EXERCISE MATERIALS Block Start
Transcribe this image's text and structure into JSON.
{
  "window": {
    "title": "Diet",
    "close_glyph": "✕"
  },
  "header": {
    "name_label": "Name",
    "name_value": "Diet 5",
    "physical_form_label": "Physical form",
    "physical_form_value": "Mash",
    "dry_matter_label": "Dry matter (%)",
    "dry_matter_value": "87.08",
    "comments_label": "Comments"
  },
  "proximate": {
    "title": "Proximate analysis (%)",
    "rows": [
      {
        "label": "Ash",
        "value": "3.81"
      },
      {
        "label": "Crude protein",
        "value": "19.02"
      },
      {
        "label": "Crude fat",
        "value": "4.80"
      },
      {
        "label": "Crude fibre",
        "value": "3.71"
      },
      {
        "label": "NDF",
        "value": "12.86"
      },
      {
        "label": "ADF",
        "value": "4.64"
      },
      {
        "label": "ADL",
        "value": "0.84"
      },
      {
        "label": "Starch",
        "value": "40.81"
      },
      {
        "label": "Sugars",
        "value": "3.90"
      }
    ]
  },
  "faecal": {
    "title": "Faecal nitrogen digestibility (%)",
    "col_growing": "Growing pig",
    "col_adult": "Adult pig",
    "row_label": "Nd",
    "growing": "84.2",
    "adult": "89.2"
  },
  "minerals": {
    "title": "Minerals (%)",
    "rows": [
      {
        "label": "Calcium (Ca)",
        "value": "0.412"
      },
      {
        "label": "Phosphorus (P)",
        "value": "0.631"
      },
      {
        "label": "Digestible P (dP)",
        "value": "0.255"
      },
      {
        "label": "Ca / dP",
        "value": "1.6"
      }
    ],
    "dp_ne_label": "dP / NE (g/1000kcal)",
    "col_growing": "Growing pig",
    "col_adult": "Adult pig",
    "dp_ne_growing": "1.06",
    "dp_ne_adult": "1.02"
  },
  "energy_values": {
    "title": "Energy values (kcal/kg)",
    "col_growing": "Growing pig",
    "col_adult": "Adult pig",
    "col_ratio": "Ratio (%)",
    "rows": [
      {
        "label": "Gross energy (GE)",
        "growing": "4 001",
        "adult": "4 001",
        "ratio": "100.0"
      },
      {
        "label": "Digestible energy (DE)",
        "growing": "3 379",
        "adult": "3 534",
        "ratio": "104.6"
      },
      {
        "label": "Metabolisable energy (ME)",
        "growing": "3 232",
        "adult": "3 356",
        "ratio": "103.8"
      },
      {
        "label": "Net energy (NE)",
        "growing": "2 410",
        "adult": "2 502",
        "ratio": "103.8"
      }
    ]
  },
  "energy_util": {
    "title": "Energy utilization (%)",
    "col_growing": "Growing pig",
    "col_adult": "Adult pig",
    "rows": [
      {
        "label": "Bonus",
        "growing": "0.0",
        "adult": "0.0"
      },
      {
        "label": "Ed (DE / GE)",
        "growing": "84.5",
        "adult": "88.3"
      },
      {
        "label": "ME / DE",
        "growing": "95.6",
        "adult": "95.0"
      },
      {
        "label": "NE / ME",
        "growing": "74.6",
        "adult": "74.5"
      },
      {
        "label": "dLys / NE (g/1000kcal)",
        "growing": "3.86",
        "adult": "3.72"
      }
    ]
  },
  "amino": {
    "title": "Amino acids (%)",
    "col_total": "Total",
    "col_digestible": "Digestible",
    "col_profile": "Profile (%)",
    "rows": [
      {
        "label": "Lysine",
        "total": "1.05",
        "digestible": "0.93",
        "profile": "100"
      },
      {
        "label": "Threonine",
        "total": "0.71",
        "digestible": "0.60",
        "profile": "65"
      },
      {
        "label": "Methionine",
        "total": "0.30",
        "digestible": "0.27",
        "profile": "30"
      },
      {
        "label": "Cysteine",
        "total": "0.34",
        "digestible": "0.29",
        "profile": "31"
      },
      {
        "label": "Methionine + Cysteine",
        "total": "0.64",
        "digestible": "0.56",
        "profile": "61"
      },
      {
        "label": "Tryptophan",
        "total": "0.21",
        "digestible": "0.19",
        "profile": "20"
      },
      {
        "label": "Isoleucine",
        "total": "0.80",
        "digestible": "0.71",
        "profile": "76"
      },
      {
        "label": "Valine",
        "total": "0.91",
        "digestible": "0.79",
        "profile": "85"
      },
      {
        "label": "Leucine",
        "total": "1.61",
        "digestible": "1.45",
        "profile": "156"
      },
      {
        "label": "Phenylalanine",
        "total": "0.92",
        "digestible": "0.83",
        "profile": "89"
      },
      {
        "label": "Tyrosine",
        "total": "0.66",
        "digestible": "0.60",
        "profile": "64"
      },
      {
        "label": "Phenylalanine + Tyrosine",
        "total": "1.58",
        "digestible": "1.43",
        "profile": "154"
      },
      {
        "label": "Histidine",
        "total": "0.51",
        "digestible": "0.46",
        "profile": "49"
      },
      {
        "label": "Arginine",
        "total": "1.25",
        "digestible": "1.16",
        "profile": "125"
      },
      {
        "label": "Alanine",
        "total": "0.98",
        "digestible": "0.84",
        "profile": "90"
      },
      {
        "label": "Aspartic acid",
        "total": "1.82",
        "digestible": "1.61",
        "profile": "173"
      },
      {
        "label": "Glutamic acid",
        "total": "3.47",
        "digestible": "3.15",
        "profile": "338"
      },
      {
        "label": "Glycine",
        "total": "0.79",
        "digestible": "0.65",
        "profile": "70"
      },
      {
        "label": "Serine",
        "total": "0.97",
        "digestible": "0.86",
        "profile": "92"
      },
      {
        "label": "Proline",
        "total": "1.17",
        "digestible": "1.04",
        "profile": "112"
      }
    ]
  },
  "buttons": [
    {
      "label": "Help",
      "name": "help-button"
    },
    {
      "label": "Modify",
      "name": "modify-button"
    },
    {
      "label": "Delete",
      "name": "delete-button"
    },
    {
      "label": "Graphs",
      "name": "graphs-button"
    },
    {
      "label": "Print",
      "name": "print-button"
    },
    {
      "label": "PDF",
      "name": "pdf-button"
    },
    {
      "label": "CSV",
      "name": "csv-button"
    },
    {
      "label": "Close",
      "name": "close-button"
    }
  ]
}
EXERCISE MATERIALS Block End
> _EXERCISE DESCRIPTION_
An exact reproduction of all the records is needed.

> _TASK RESPONSE_
Transcribe this image's text and structure into JSON.
{
  "window": {
    "title": "Diet",
    "close_glyph": "✕"
  },
  "header": {
    "name_label": "Name",
    "name_value": "Diet 5",
    "physical_form_label": "Physical form",
    "physical_form_value": "Mash",
    "dry_matter_label": "Dry matter (%)",
    "dry_matter_value": "87.08",
    "comments_label": "Comments"
  },
  "proximate": {
    "title": "Proximate analysis (%)",
    "rows": [
      {
        "label": "Ash",
        "value": "3.81"
      },
      {
        "label": "Crude protein",
        "value": "19.02"
      },
      {
        "label": "Crude fat",
        "value": "4.80"
      },
      {
        "label": "Crude fibre",
        "value": "3.71"
      },
      {
        "label": "NDF",
        "value": "12.86"
      },
      {
        "label": "ADF",
        "value": "4.64"
      },
      {
        "label": "ADL",
        "value": "0.84"
      },
      {
        "label": "Starch",
        "value": "40.81"
      },
      {
        "label": "Sugars",
        "value": "3.90"
      }
    ]
  },
  "faecal": {
    "title": "Faecal nitrogen digestibility (%)",
    "col_growing": "Growing pig",
    "col_adult": "Adult pig",
    "row_label": "Nd",
    "growing": "84.2",
    "adult": "89.2"
  },
  "minerals": {
    "title": "Minerals (%)",
    "rows": [
      {
        "label": "Calcium (Ca)",
        "value": "0.412"
      },
      {
        "label": "Phosphorus (P)",
        "value": "0.631"
      },
      {
        "label": "Digestible P (dP)",
        "value": "0.255"
      },
      {
        "label": "Ca / dP",
        "value": "1.6"
      }
    ],
    "dp_ne_label": "dP / NE (g/1000kcal)",
    "col_growing": "Growing pig",
    "col_adult": "Adult pig",
    "dp_ne_growing": "1.06",
    "dp_ne_adult": "1.02"
  },
  "energy_values": {
    "title": "Energy values (kcal/kg)",
    "col_growing": "Growing pig",
    "col_adult": "Adult pig",
    "col_ratio": "Ratio (%)",
    "rows": [
      {
        "label": "Gross energy (GE)",
        "growing": "4 001",
        "adult": "4 001",
        "ratio": "100.0"
      },
      {
        "label": "Digestible energy (DE)",
        "growing": "3 379",
        "adult": "3 534",
        "ratio": "104.6"
      },
      {
        "label": "Metabolisable energy (ME)",
        "growing": "3 232",
        "adult": "3 356",
        "ratio": "103.8"
      },
      {
        "label": "Net energy (NE)",
        "growing": "2 410",
        "adult": "2 502",
        "ratio": "103.8"
      }
    ]
  },
  "energy_util": {
    "title": "Energy utilization (%)",
    "col_growing": "Growing pig",
    "col_adult": "Adult pig",
    "rows": [
      {
        "label": "Bonus",
        "growing": "0.0",
        "adult": "0.0"
      },
      {
        "label": "Ed (DE / GE)",
        "growing": "84.5",
        "adult": "88.3"
      },
      {
        "label": "ME / DE",
        "growing": "95.6",
        "adult": "95.0"
      },
      {
        "label": "NE / ME",
        "growing": "74.6",
        "adult": "74.5"
      },
      {
        "label": "dLys / NE (g/1000kcal)",
        "growing": "3.86",
        "adult": "3.72"
      }
    ]
  },
  "amino": {
    "title": "Amino acids (%)",
    "col_total": "Total",
    "col_digestible": "Digestible",
    "col_profile": "Profile (%)",
    "rows": [
      {
        "label": "Lysine",
        "total": "1.05",
        "digestible": "0.93",
        "profile": "100"
      },
      {
        "label": "Threonine",
        "total": "0.71",
        "digestible": "0.60",
        "profile": "65"
      },
      {
        "label": "Methionine",
        "total": "0.30",
        "digestible": "0.27",
        "profile": "30"
      },
      {
        "label": "Cysteine",
        "total": "0.34",
        "digestible": "0.29",
        "profile": "31"
      },
      {
        "label": "Methionine + Cysteine",
        "total": "0.64",
        "digestible": "0.56",
        "profile": "61"
      },
      {
        "label": "Tryptophan",
        "total": "0.21",
        "digestible": "0.19",
        "profile": "20"
      },
      {
        "label": "Isoleucine",
        "total": "0.80",
        "digestible": "0.71",
        "profile": "76"
      },
      {
        "label": "Valine",
        "total": "0.91",
        "digestible": "0.79",
        "profile": "85"
      },
      {
        "label": "Leucine",
        "total": "1.61",
        "digestible": "1.45",
        "profile": "156"
      },
      {
        "label": "Phenylalanine",
        "total": "0.92",
        "digestible": "0.83",
        "profile": "89"
      },
      {
        "label": "Tyrosine",
        "total": "0.66",
        "digestible": "0.60",
        "profile": "64"
      },
      {
        "label": "Phenylalanine + Tyrosine",
        "total": "1.58",
        "digestible": "1.43",
        "profile": "154"
      },
      {
        "label": "Histidine",
        "total": "0.51",
        "digestible": "0.46",
        "profile": "49"
      },
      {
        "label": "Arginine",
        "total": "1.25",
        "digestible": "1.16",
        "profile": "125"
      },
      {
        "label": "Alanine",
        "total": "0.98",
        "digestible": "0.84",
        "profile": "90"
      },
      {
        "label": "Aspartic acid",
        "total": "1.82",
        "digestible": "1.61",
        "profile": "173"
      },
      {
        "label": "Glutamic acid",
        "total": "3.47",
        "digestible": "3.15",
        "profile": "338"
      },
      {
        "label": "Glycine",
        "total": "0.79",
        "digestible": "0.65",
        "profile": "70"
      },
      {
        "label": "Serine",
        "total": "0.97",
        "digestible": "0.86",
        "profile": "92"
      },
      {
        "label": "Proline",
        "total": "1.17",
        "digestible": "1.04",
        "profile": "112"
      }
    ]
  },
  "buttons": [
    {
      "label": "Help",
      "name": "help-button"
    },
    {
      "label": "Modify",
      "name": "modify-button"
    },
    {
      "label": "Delete",
      "name": "delete-button"
    },
    {
      "label": "Graphs",
      "name": "graphs-button"
    },
    {
      "label": "Print",
      "name": "print-button"
    },
    {
      "label": "PDF",
      "name": "pdf-button"
    },
    {
      "label": "CSV",
      "name": "csv-button"
    },
    {
      "label": "Close",
      "name": "close-button"
    }
  ]
}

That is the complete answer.